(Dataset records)
------------------------
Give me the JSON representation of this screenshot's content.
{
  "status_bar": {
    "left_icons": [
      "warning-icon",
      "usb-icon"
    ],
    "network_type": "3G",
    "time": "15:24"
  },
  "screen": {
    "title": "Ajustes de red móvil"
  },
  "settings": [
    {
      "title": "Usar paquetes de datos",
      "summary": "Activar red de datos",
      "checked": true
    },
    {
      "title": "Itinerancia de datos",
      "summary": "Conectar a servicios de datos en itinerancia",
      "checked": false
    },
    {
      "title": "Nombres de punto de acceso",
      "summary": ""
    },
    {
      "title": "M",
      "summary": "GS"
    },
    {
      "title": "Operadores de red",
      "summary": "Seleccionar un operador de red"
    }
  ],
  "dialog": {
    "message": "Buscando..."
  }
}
------------------------
▶ Your objective:
Give the complete listing a second time, exactly as it reads.

▶ Answer in full:
Give me the JSON representation of this screenshot's content.
{
  "status_bar": {
    "left_icons": [
      "warning-icon",
      "usb-icon"
    ],
    "network_type": "3G",
    "time": "15:24"
  },
  "screen": {
    "title": "Ajustes de red móvil"
  },
  "settings": [
    {
      "title": "Usar paquetes de datos",
      "summary": "Activar red de datos",
      "checked": true
    },
    {
      "title": "Itinerancia de datos",
      "summary": "Conectar a servicios de datos en itinerancia",
      "checked": false
    },
    {
      "title": "Nombres de punto de acceso",
      "summary": ""
    },
    {
      "title": "M",
      "summary": "GS"
    },
    {
      "title": "Operadores de red",
      "summary": "Seleccionar un operador de red"
    }
  ],
  "dialog": {
    "message": "Buscando..."
  }
}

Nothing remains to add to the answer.